--- begin Stored data ---

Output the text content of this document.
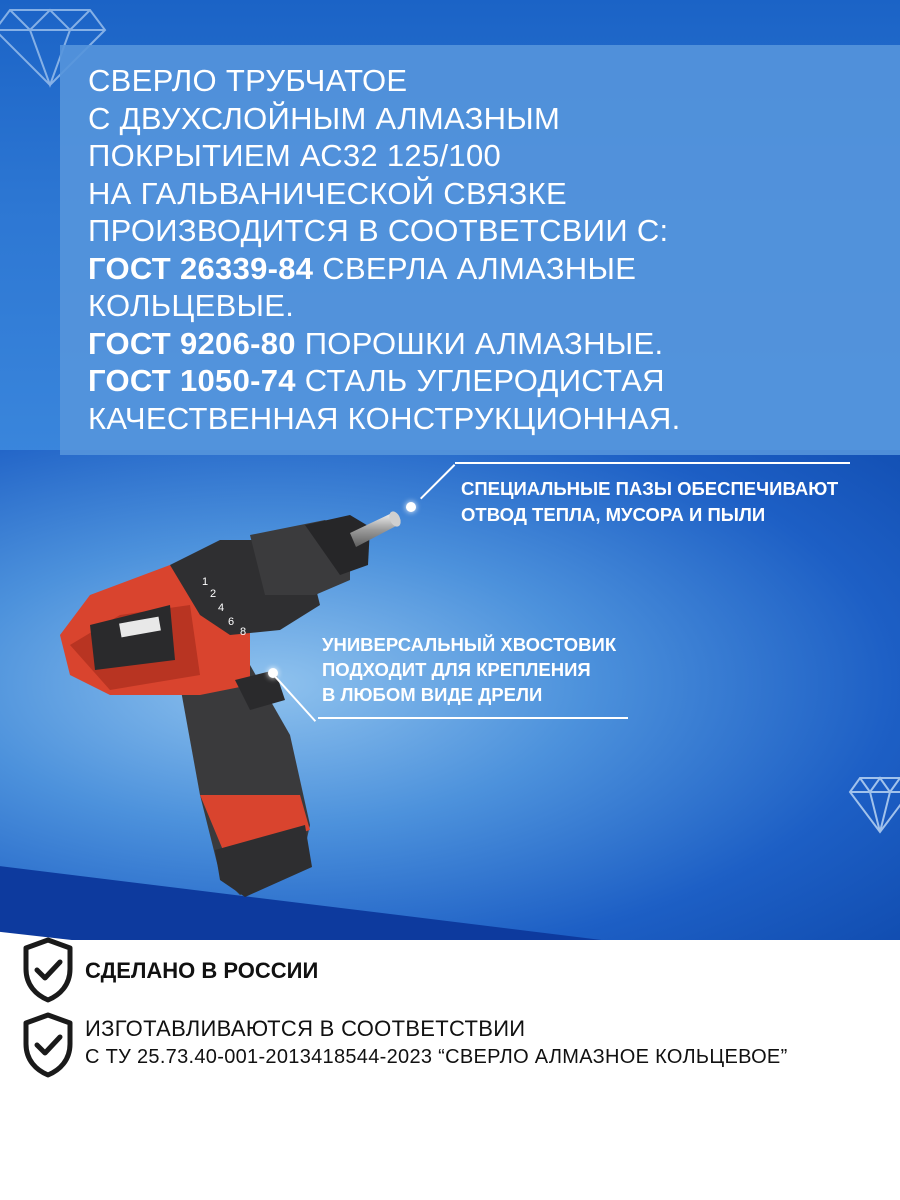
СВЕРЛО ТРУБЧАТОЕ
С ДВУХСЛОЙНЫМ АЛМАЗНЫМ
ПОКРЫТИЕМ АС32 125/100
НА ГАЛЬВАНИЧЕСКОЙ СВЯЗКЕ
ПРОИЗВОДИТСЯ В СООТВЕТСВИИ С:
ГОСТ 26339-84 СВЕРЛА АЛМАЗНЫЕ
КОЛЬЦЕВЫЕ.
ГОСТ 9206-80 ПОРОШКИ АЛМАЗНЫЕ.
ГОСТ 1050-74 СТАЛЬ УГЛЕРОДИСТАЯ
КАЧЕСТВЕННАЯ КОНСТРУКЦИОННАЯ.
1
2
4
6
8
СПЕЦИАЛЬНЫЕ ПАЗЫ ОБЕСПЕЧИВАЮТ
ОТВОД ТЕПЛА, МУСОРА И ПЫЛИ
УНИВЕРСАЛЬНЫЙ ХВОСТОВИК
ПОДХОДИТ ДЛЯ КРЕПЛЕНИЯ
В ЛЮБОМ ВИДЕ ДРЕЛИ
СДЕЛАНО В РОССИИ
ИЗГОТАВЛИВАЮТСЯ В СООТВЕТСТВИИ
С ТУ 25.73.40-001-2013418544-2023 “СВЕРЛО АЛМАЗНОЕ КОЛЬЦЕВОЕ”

--- end Stored data ---

Copy, from the material, each line that holds the string "АЛМАЗНЫЕ".

Full response
ГОСТ 26339-84 СВЕРЛА АЛМАЗНЫЕ
ГОСТ 9206-80 ПОРОШКИ АЛМАЗНЫЕ.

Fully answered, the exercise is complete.